Records supplied start

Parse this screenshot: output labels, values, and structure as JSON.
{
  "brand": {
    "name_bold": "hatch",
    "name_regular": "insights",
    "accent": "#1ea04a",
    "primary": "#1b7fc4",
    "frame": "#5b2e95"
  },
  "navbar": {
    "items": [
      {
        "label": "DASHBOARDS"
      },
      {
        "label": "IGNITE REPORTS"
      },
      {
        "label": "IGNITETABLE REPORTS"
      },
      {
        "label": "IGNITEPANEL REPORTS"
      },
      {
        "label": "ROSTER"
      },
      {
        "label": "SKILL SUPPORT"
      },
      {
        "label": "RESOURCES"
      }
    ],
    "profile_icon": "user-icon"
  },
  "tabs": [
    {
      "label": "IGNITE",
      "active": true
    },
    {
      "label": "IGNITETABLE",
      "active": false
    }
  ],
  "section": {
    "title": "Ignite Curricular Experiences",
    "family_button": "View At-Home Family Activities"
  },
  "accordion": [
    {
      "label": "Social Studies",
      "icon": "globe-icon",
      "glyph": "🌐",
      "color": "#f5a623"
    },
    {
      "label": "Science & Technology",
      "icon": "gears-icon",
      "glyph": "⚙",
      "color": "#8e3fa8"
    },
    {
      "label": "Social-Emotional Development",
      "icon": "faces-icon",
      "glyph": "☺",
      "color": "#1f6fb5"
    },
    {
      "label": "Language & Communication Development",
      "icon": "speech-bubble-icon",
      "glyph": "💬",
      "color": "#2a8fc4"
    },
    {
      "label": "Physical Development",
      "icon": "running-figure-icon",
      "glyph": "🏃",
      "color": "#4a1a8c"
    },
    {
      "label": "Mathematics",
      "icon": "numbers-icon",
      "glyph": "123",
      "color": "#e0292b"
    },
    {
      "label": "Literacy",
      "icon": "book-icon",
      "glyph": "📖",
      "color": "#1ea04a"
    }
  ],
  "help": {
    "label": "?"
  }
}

Records supplied end

Examine the records and report how many lines contain the string "color". Only the number should be given.

Full output: 7